-------- Records --------

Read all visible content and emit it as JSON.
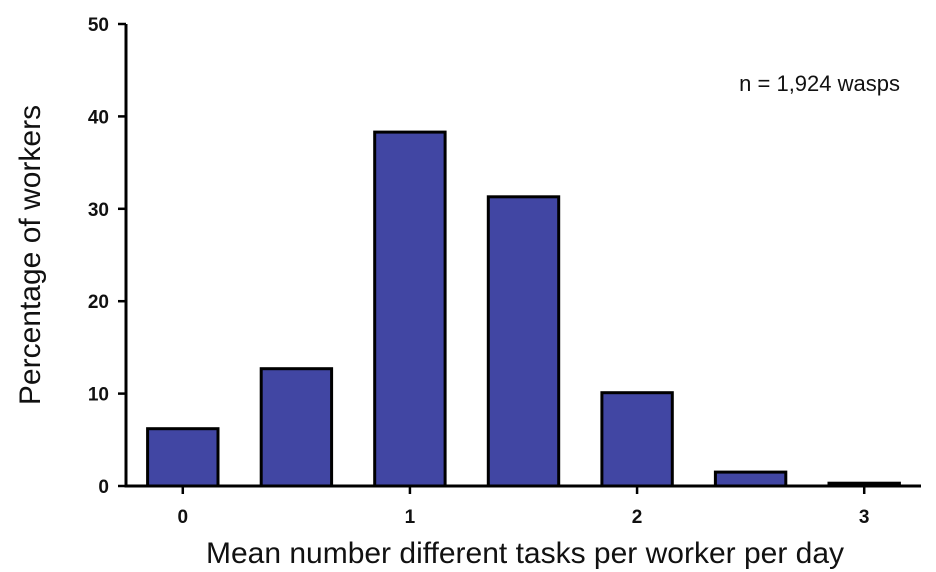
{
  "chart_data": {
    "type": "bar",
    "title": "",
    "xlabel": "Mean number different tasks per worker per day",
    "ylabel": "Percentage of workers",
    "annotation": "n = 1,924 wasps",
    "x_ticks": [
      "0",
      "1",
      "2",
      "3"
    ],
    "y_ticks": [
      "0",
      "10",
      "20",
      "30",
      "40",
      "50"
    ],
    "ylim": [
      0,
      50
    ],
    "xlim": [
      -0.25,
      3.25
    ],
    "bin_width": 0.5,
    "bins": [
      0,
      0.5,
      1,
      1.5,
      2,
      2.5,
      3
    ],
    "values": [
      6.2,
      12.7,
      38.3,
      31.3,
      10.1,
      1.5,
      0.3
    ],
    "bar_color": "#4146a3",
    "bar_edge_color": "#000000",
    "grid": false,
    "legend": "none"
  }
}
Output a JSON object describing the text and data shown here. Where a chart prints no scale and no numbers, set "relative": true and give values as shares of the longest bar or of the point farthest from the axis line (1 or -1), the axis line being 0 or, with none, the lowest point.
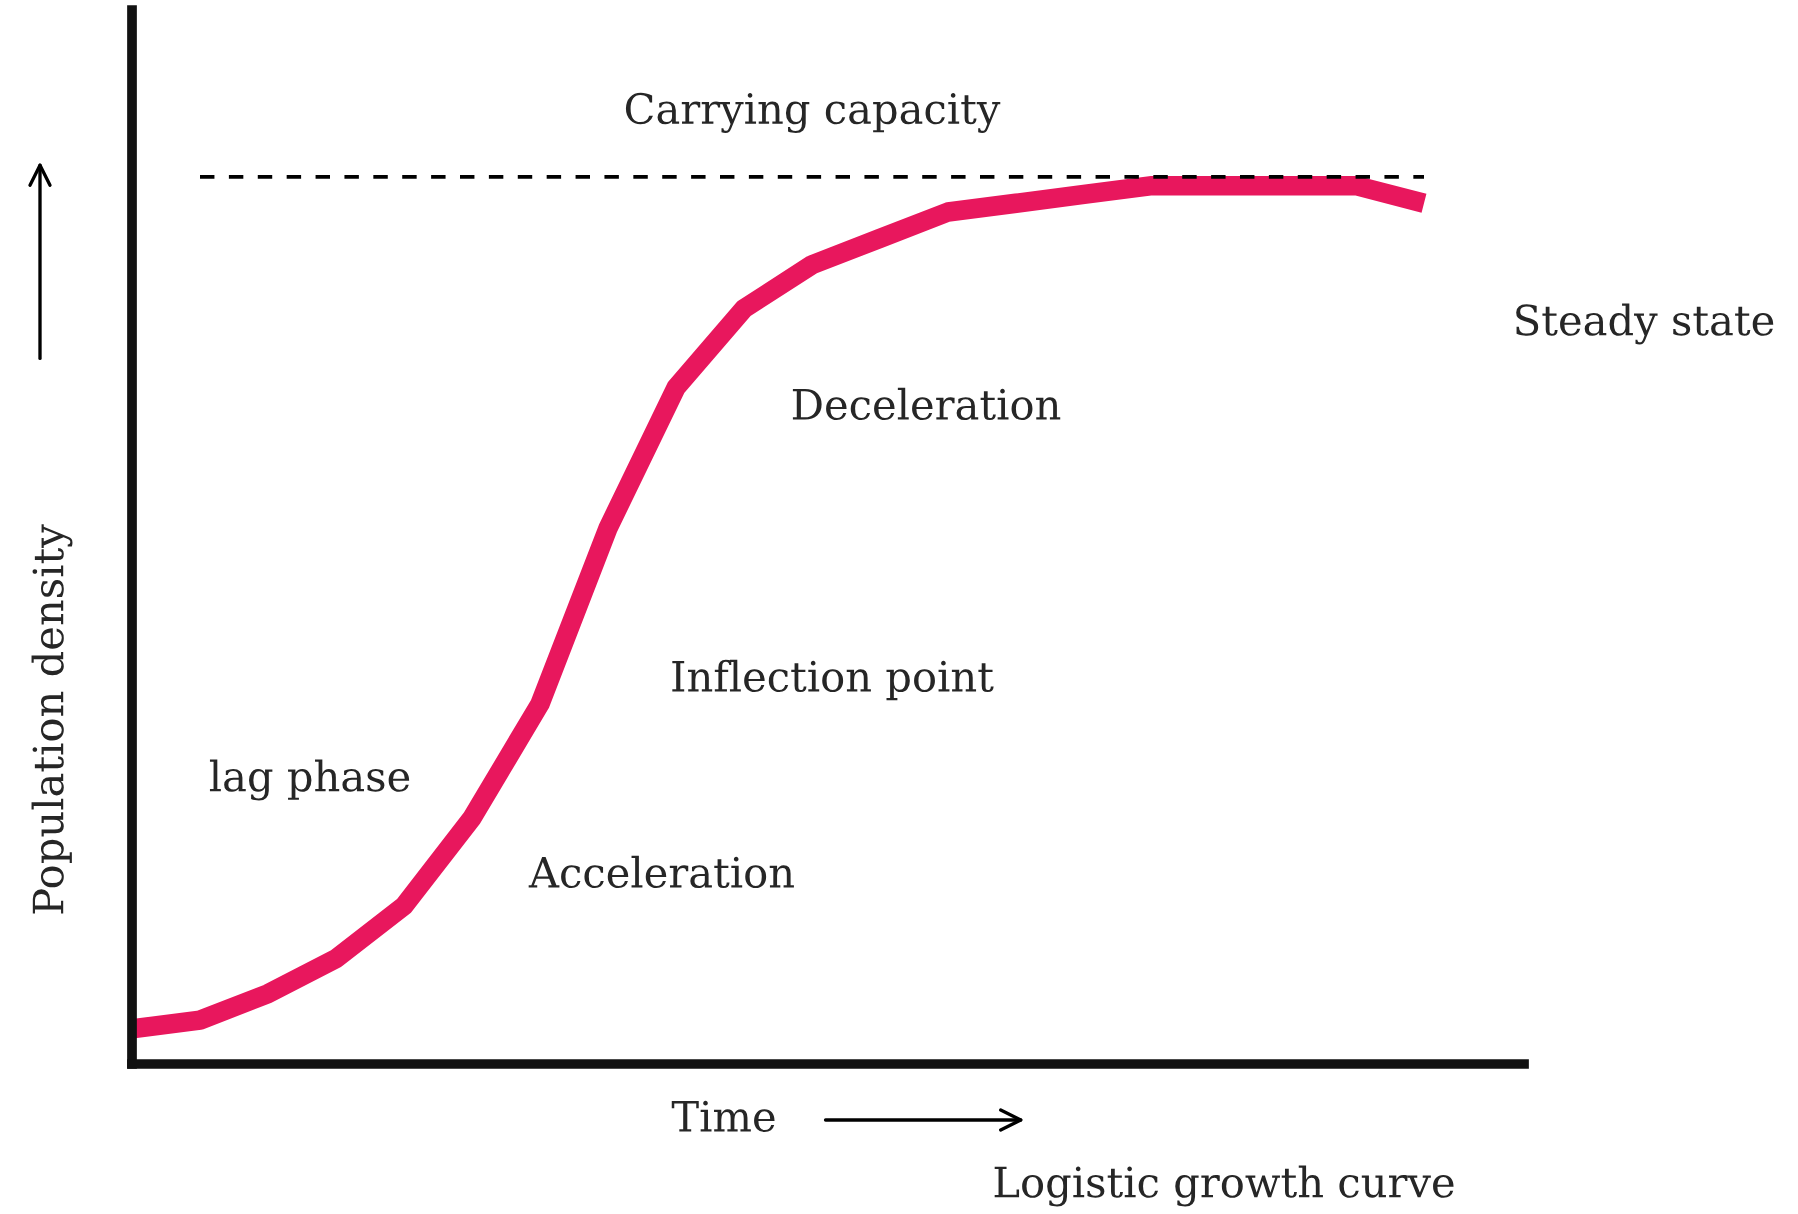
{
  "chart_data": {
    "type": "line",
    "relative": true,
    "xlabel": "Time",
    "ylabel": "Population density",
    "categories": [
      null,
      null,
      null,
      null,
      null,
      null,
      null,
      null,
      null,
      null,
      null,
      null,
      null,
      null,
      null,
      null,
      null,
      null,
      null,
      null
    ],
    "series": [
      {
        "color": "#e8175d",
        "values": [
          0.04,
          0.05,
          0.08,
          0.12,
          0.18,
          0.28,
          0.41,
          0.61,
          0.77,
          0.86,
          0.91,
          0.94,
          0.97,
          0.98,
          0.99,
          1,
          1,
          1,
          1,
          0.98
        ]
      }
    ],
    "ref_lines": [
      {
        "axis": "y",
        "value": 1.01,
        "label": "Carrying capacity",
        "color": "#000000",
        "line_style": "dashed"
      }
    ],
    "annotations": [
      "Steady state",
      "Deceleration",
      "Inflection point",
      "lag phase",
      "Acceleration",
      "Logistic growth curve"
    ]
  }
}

--------

## Objective
Print all of the entries word for word. Omit the pictures they contain.

## The solution
Read all visible content and emit it as JSON.
{
  "chart_data": {
    "type": "bar",
    "title": "",
    "xlabel": "Mean number different tasks per worker per day",
    "ylabel": "Percentage of workers",
    "annotation": "n = 1,924 wasps",
    "x_ticks": [
      "0",
      "1",
      "2",
      "3"
    ],
    "y_ticks": [
      "0",
      "10",
      "20",
      "30",
      "40",
      "50"
    ],
    "ylim": [
      0,
      50
    ],
    "xlim": [
      -0.25,
      3.25
    ],
    "bin_width": 0.5,
    "bins": [
      0,
      0.5,
      1,
      1.5,
      2,
      2.5,
      3
    ],
    "values": [
      6.2,
      12.7,
      38.3,
      31.3,
      10.1,
      1.5,
      0.3
    ],
    "bar_color": "#4146a3",
    "bar_edge_color": "#000000",
    "grid": false,
    "legend": "none"
  }
}
Output a JSON object describing the text and data shown here. Where a chart prints no scale and no numbers, set "relative": true and give values as shares of the longest bar or of the point farthest from the axis line (1 or -1), the axis line being 0 or, with none, the lowest point.
{
  "chart_data": {
    "type": "line",
    "relative": true,
    "xlabel": "Time",
    "ylabel": "Population density",
    "categories": [
      null,
      null,
      null,
      null,
      null,
      null,
      null,
      null,
      null,
      null,
      null,
      null,
      null,
      null,
      null,
      null,
      null,
      null,
      null,
      null
    ],
    "series": [
      {
        "color": "#e8175d",
        "values": [
          0.04,
          0.05,
          0.08,
          0.12,
          0.18,
          0.28,
          0.41,
          0.61,
          0.77,
          0.86,
          0.91,
          0.94,
          0.97,
          0.98,
          0.99,
          1,
          1,
          1,
          1,
          0.98
        ]
      }
    ],
    "ref_lines": [
      {
        "axis": "y",
        "value": 1.01,
        "label": "Carrying capacity",
        "color": "#000000",
        "line_style": "dashed"
      }
    ],
    "annotations": [
      "Steady state",
      "Deceleration",
      "Inflection point",
      "lag phase",
      "Acceleration",
      "Logistic growth curve"
    ]
  }
}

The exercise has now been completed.